(WHAT THE TASK ASKS) Your answer is a number only: how many lines in the data below contain "phosphorylation"?

(Document transcription data)
********
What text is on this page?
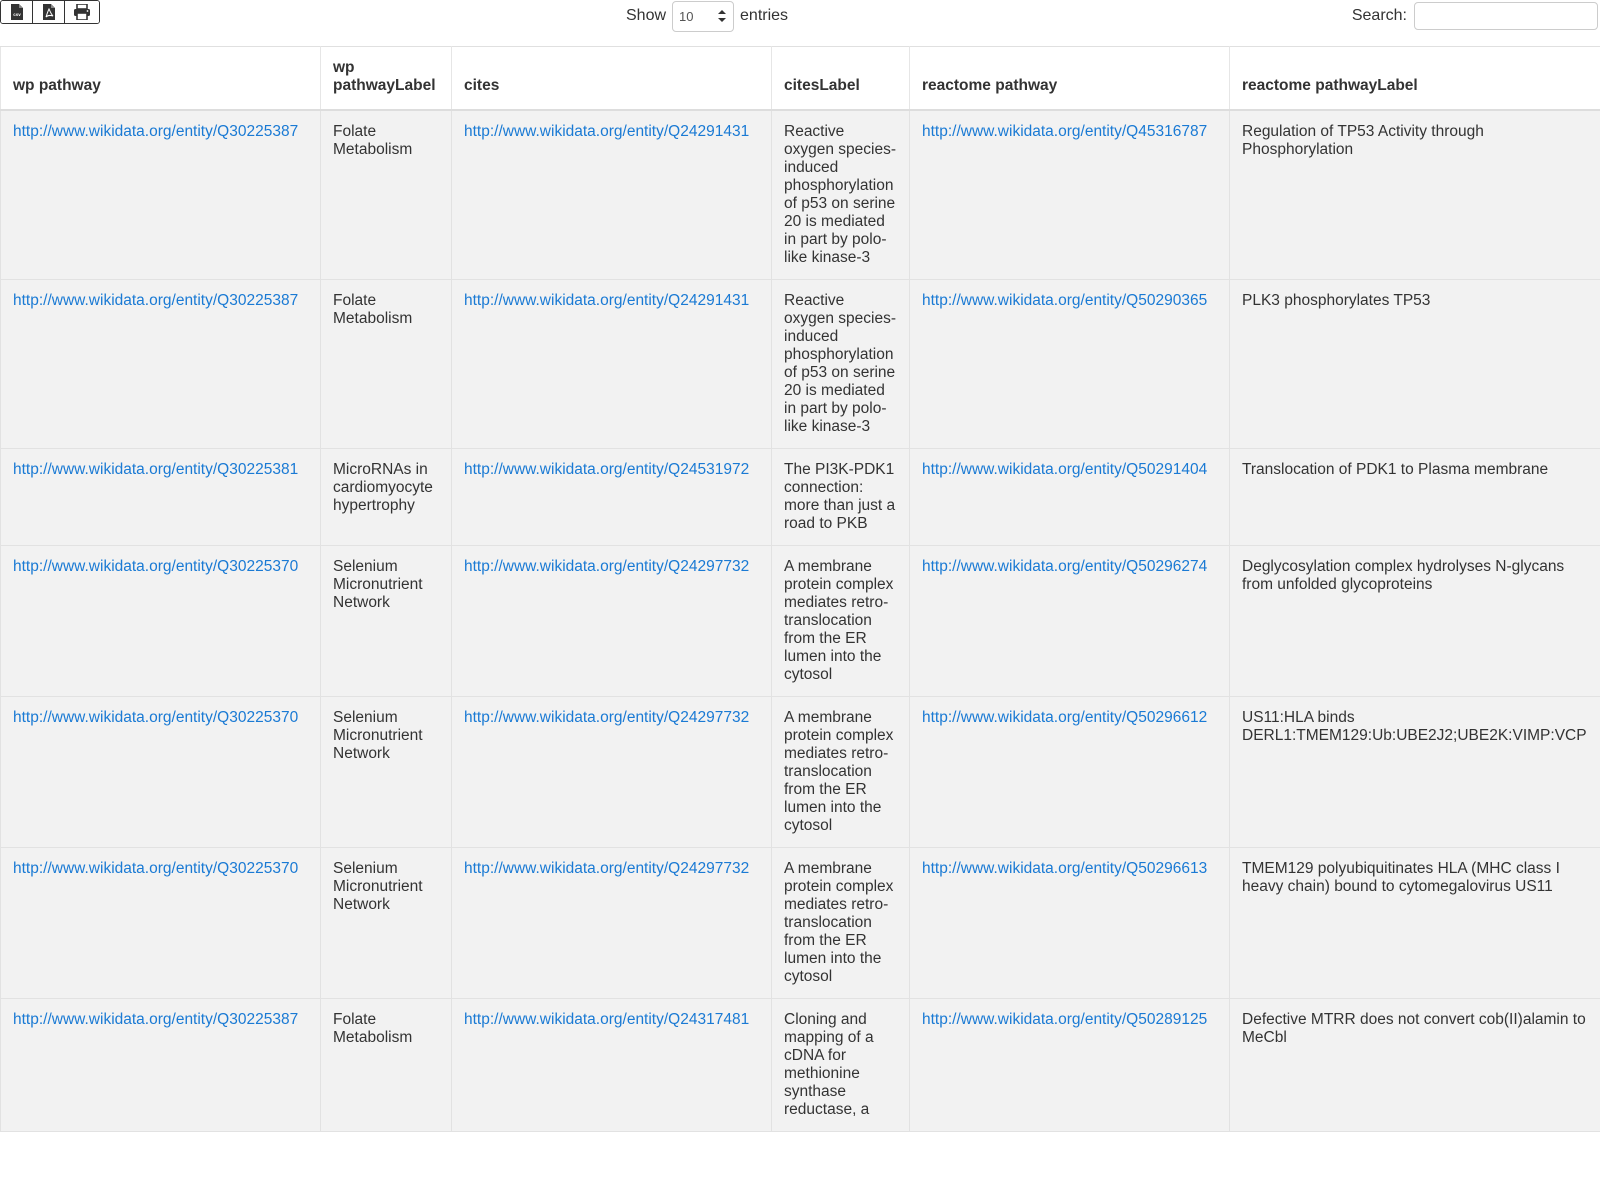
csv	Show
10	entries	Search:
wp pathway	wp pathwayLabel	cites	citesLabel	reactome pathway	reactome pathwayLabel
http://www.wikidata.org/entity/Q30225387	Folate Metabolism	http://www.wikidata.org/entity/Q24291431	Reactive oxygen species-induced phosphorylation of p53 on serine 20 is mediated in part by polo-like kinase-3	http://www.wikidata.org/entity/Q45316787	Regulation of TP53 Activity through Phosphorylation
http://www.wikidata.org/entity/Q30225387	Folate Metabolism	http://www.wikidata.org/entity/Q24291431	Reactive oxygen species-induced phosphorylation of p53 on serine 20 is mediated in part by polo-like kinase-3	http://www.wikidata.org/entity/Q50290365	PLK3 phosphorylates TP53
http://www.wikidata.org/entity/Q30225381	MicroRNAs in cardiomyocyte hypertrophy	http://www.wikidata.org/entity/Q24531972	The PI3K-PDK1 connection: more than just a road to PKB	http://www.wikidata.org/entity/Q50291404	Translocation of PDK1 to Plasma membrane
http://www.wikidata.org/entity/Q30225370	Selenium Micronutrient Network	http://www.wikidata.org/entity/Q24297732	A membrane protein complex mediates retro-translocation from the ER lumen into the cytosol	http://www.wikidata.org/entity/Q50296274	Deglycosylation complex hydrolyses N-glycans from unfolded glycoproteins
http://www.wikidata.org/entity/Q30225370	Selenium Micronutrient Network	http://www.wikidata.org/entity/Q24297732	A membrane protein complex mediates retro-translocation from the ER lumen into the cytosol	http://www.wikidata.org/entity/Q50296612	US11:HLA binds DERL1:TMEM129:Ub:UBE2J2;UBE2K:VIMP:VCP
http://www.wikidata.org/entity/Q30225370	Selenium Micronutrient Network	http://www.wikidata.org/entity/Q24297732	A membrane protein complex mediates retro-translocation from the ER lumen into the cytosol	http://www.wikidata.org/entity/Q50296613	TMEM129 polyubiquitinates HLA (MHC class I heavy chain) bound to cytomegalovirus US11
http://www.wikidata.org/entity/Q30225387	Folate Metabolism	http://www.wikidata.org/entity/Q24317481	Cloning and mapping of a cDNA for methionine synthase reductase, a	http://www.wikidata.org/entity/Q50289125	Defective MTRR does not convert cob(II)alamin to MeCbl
********
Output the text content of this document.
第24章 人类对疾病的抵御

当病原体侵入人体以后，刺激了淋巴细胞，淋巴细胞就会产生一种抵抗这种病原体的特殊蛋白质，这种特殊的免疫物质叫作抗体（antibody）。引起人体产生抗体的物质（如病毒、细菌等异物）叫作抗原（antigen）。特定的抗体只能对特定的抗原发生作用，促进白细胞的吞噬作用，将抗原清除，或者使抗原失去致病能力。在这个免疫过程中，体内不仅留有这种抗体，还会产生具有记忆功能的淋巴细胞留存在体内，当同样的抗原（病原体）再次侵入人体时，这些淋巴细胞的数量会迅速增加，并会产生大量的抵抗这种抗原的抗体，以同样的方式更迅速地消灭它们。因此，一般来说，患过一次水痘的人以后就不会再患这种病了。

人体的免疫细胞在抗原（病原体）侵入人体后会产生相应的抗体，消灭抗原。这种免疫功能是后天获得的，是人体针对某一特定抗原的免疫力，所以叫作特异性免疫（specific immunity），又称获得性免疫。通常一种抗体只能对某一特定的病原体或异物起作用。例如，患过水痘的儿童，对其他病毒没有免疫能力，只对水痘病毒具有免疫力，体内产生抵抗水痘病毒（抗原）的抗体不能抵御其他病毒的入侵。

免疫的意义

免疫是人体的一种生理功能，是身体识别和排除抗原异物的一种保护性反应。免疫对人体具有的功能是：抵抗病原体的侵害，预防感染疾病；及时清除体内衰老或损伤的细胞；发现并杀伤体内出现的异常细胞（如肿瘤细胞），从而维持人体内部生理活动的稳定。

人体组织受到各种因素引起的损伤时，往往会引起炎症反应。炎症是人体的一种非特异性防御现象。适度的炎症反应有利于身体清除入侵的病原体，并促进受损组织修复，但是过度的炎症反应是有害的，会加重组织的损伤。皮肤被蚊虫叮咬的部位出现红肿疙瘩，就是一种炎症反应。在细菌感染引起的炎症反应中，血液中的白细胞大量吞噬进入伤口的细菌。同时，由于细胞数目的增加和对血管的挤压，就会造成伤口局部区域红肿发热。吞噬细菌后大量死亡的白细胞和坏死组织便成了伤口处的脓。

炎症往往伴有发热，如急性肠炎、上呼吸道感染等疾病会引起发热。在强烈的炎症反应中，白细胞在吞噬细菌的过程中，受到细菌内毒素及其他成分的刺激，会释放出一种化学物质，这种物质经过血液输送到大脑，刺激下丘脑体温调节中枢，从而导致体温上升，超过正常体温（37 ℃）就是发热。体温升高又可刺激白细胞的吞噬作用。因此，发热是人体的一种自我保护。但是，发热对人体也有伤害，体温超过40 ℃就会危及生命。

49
********
(YOUR RESPONSE) 2